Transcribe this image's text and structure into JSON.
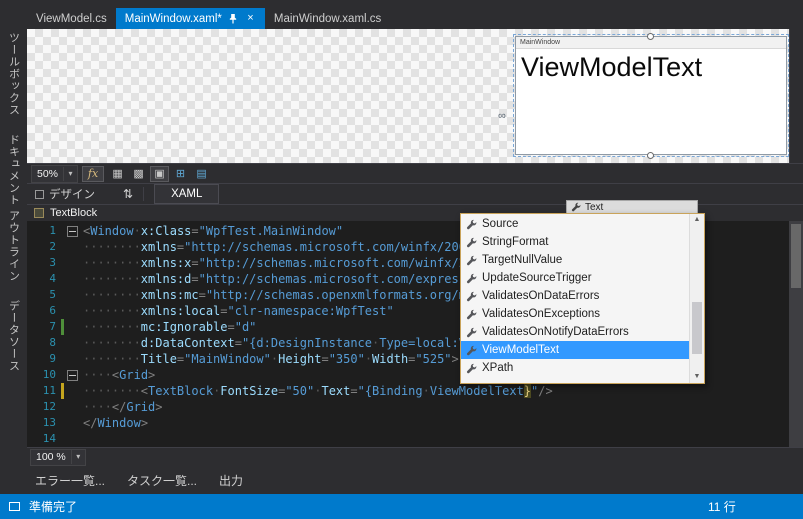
{
  "theme": {
    "accent": "#007acc",
    "selection": "#3399ff",
    "editor_bg": "#1e1e1e",
    "chrome_bg": "#2d2d30"
  },
  "icons": {
    "close": "×",
    "dropdown": "▾",
    "swap": "⇅",
    "up_arrow": "▲",
    "down_arrow": "▼",
    "anchor": "∞"
  },
  "document_tabs": [
    {
      "name": "viewmodel-cs",
      "label": "ViewModel.cs",
      "active": false
    },
    {
      "name": "mainwindow-xaml",
      "label": "MainWindow.xaml*",
      "active": true
    },
    {
      "name": "mainwindow-xaml-cs",
      "label": "MainWindow.xaml.cs",
      "active": false
    }
  ],
  "left_toolbar": {
    "items": [
      {
        "name": "toolbox",
        "label": "ツールボックス"
      },
      {
        "name": "document-outline",
        "label": "ドキュメント アウトライン"
      },
      {
        "name": "data-sources",
        "label": "データソース"
      }
    ]
  },
  "designer": {
    "preview": {
      "window_title": "MainWindow",
      "text": "ViewModelText"
    },
    "toolbar": {
      "zoom": "50%",
      "fx_label": "fx",
      "icons": [
        {
          "name": "show-snap-grid-icon",
          "glyph": "▦"
        },
        {
          "name": "snap-to-grid-icon",
          "glyph": "▩"
        },
        {
          "name": "toggle-artboard-background-icon",
          "glyph": "▣",
          "pressed": true
        },
        {
          "name": "snap-to-snaplines-icon",
          "glyph": "⊞",
          "accent": true
        },
        {
          "name": "disable-project-code-icon",
          "glyph": "▤",
          "accent": true
        }
      ]
    }
  },
  "split_bar": {
    "design_label": "デザイン",
    "xaml_label": "XAML"
  },
  "breadcrumb": {
    "label": "TextBlock"
  },
  "quickinfo_fragment": {
    "label": "Text"
  },
  "editor": {
    "zoom": "100 %",
    "lines": [
      {
        "n": 1,
        "fold": true,
        "tokens": [
          [
            "p",
            "<"
          ],
          [
            "t",
            "Window"
          ],
          [
            "w",
            "·"
          ],
          [
            "a",
            "x:Class"
          ],
          [
            "p",
            "="
          ],
          [
            "v",
            "\"WpfTest.MainWindow\""
          ]
        ]
      },
      {
        "n": 2,
        "tokens": [
          [
            "w",
            "········"
          ],
          [
            "a",
            "xmlns"
          ],
          [
            "p",
            "="
          ],
          [
            "v",
            "\"http://schemas.microsoft.com/winfx/2006/xaml/presentation\""
          ]
        ]
      },
      {
        "n": 3,
        "tokens": [
          [
            "w",
            "········"
          ],
          [
            "a",
            "xmlns:x"
          ],
          [
            "p",
            "="
          ],
          [
            "v",
            "\"http://schemas.microsoft.com/winfx/2006/xaml\""
          ]
        ]
      },
      {
        "n": 4,
        "tokens": [
          [
            "w",
            "········"
          ],
          [
            "a",
            "xmlns:d"
          ],
          [
            "p",
            "="
          ],
          [
            "v",
            "\"http://schemas.microsoft.com/expression/blend/2008\""
          ]
        ]
      },
      {
        "n": 5,
        "tokens": [
          [
            "w",
            "········"
          ],
          [
            "a",
            "xmlns:mc"
          ],
          [
            "p",
            "="
          ],
          [
            "v",
            "\"http://schemas.openxmlformats.org/markup-compatibility/2006\""
          ]
        ]
      },
      {
        "n": 6,
        "tokens": [
          [
            "w",
            "········"
          ],
          [
            "a",
            "xmlns:local"
          ],
          [
            "p",
            "="
          ],
          [
            "v",
            "\"clr-namespace:WpfTest\""
          ]
        ]
      },
      {
        "n": 7,
        "change": "green",
        "tokens": [
          [
            "w",
            "········"
          ],
          [
            "a",
            "mc:Ignorable"
          ],
          [
            "p",
            "="
          ],
          [
            "v",
            "\"d\""
          ]
        ]
      },
      {
        "n": 8,
        "tokens": [
          [
            "w",
            "········"
          ],
          [
            "a",
            "d:DataContext"
          ],
          [
            "p",
            "="
          ],
          [
            "v",
            "\"{d:DesignInstance"
          ],
          [
            "w",
            "·"
          ],
          [
            "v",
            "Type=local:ViewModel}\""
          ]
        ]
      },
      {
        "n": 9,
        "tokens": [
          [
            "w",
            "········"
          ],
          [
            "a",
            "Title"
          ],
          [
            "p",
            "="
          ],
          [
            "v",
            "\"MainWindow\""
          ],
          [
            "w",
            "·"
          ],
          [
            "a",
            "Height"
          ],
          [
            "p",
            "="
          ],
          [
            "v",
            "\"350\""
          ],
          [
            "w",
            "·"
          ],
          [
            "a",
            "Width"
          ],
          [
            "p",
            "="
          ],
          [
            "v",
            "\"525\""
          ],
          [
            "p",
            ">"
          ]
        ]
      },
      {
        "n": 10,
        "fold": true,
        "tokens": [
          [
            "w",
            "····"
          ],
          [
            "p",
            "<"
          ],
          [
            "t",
            "Grid"
          ],
          [
            "p",
            ">"
          ]
        ]
      },
      {
        "n": 11,
        "change": "yellow",
        "tokens": [
          [
            "w",
            "········"
          ],
          [
            "p",
            "<"
          ],
          [
            "t",
            "TextBlock"
          ],
          [
            "w",
            "·"
          ],
          [
            "a",
            "FontSize"
          ],
          [
            "p",
            "="
          ],
          [
            "v",
            "\"50\""
          ],
          [
            "w",
            "·"
          ],
          [
            "a",
            "Text"
          ],
          [
            "p",
            "="
          ],
          [
            "v",
            "\"{Binding"
          ],
          [
            "w",
            "·"
          ],
          [
            "v",
            "ViewModelText"
          ],
          [
            "h",
            "}"
          ],
          [
            "v",
            "\""
          ],
          [
            "p",
            "/>"
          ]
        ]
      },
      {
        "n": 12,
        "tokens": [
          [
            "w",
            "····"
          ],
          [
            "p",
            "</"
          ],
          [
            "t",
            "Grid"
          ],
          [
            "p",
            ">"
          ]
        ]
      },
      {
        "n": 13,
        "tokens": [
          [
            "p",
            "</"
          ],
          [
            "t",
            "Window"
          ],
          [
            "p",
            ">"
          ]
        ]
      },
      {
        "n": 14,
        "tokens": []
      }
    ]
  },
  "intellisense": {
    "items": [
      {
        "label": "Source"
      },
      {
        "label": "StringFormat"
      },
      {
        "label": "TargetNullValue"
      },
      {
        "label": "UpdateSourceTrigger"
      },
      {
        "label": "ValidatesOnDataErrors"
      },
      {
        "label": "ValidatesOnExceptions"
      },
      {
        "label": "ValidatesOnNotifyDataErrors"
      },
      {
        "label": "ViewModelText",
        "selected": true
      },
      {
        "label": "XPath"
      }
    ]
  },
  "bottom_panel": {
    "tabs": [
      {
        "name": "error-list",
        "label": "エラー一覧..."
      },
      {
        "name": "task-list",
        "label": "タスク一覧..."
      },
      {
        "name": "output",
        "label": "出力"
      }
    ]
  },
  "status_bar": {
    "message": "準備完了",
    "line_indicator": "11 行"
  }
}
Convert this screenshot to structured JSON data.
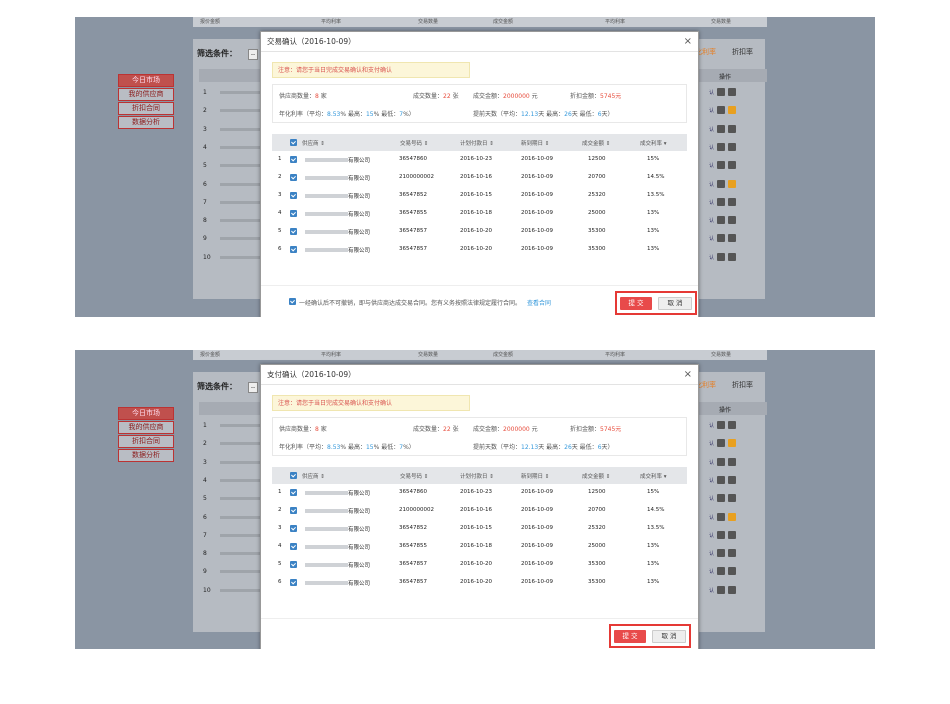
{
  "background": {
    "top_labels": [
      "报价金额",
      "平均利率",
      "交易数量",
      "成交金额",
      "平均利率",
      "交易数量"
    ],
    "filter_label": "筛选条件：",
    "filter_select": "--",
    "sidebar": [
      "今日市场",
      "我的供应商",
      "折扣合同",
      "数据分析"
    ],
    "right_tabs": [
      "化利率",
      "折扣率"
    ],
    "op_header": "操作",
    "row_numbers": [
      "1",
      "2",
      "3",
      "4",
      "5",
      "6",
      "7",
      "8",
      "9",
      "10"
    ]
  },
  "dialogs": [
    {
      "title": "交易确认（2016-10-09）",
      "show_agreement": true
    },
    {
      "title": "支付确认（2016-10-09）",
      "show_agreement": false
    }
  ],
  "note": "注意：请您于当日完成交易确认和支付确认",
  "summary": {
    "supplier_count_label": "供应商数量：",
    "supplier_count": "8",
    "supplier_count_unit": "家",
    "deal_count_label": "成交数量：",
    "deal_count": "22",
    "deal_count_unit": "张",
    "deal_amount_label": "成交金额：",
    "deal_amount": "2000000",
    "deal_amount_unit": "元",
    "discount_amount_label": "折扣金额：",
    "discount_amount": "5745元",
    "rate_label": "年化利率（平均：",
    "rate_avg": "8.53",
    "rate_max_label": "%   最高：",
    "rate_max": "15",
    "rate_min_label": "%   最低：",
    "rate_min": "7",
    "rate_end": "%）",
    "days_label": "提前天数（平均：",
    "days_avg": "12.13",
    "days_max_label": "天   最高：",
    "days_max": "26",
    "days_min_label": "天   最低：",
    "days_min": "6",
    "days_end": "天）"
  },
  "table": {
    "headers": [
      "供应商 ⇕",
      "交易号码 ⇕",
      "计划付款日 ⇕",
      "新到期日 ⇕",
      "成交金额 ⇕",
      "成交利率 ▾"
    ],
    "rows": [
      {
        "idx": "1",
        "company": "有限公司",
        "no": "36547860",
        "plan": "2016-10-23",
        "due": "2016-10-09",
        "amount": "12500",
        "rate": "15%"
      },
      {
        "idx": "2",
        "company": "有限公司",
        "no": "2100000002",
        "plan": "2016-10-16",
        "due": "2016-10-09",
        "amount": "20700",
        "rate": "14.5%"
      },
      {
        "idx": "3",
        "company": "有限公司",
        "no": "36547852",
        "plan": "2016-10-15",
        "due": "2016-10-09",
        "amount": "25320",
        "rate": "13.5%"
      },
      {
        "idx": "4",
        "company": "有限公司",
        "no": "36547855",
        "plan": "2016-10-18",
        "due": "2016-10-09",
        "amount": "25000",
        "rate": "13%"
      },
      {
        "idx": "5",
        "company": "有限公司",
        "no": "36547857",
        "plan": "2016-10-20",
        "due": "2016-10-09",
        "amount": "35300",
        "rate": "13%"
      },
      {
        "idx": "6",
        "company": "有限公司",
        "no": "36547857",
        "plan": "2016-10-20",
        "due": "2016-10-09",
        "amount": "35300",
        "rate": "13%"
      }
    ]
  },
  "agreement": "一经确认后不可撤销，即与供应商达成交易合同。您有义务按照法律规定履行合同。",
  "view_contract": "查看合同",
  "submit": "提 交",
  "cancel": "取 消",
  "close": "×"
}
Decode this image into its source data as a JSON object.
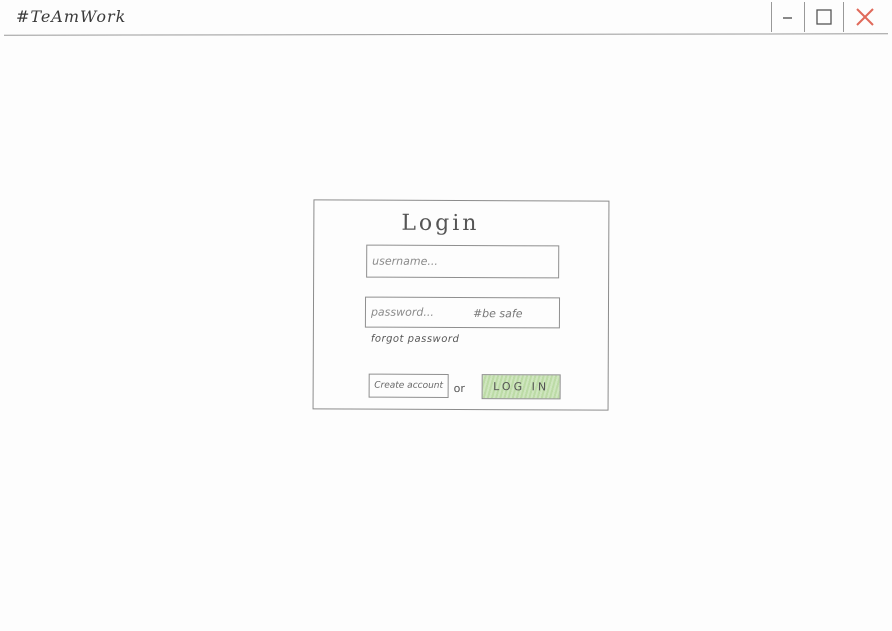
{
  "window": {
    "title": "#TeAmWork",
    "close_color": "#e06a5a"
  },
  "login": {
    "heading": "Login",
    "username_placeholder": "username...",
    "password_placeholder": "password...",
    "password_hint": "#be safe",
    "forgot_label": "forgot password",
    "create_account_label": "Create account",
    "or_label": "or",
    "login_button_label": "LOG IN",
    "login_button_color": "#c5e0b0"
  }
}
▬▬▬
Every line of the listing that holds "plan" is to be counted; give only the resulting number.

6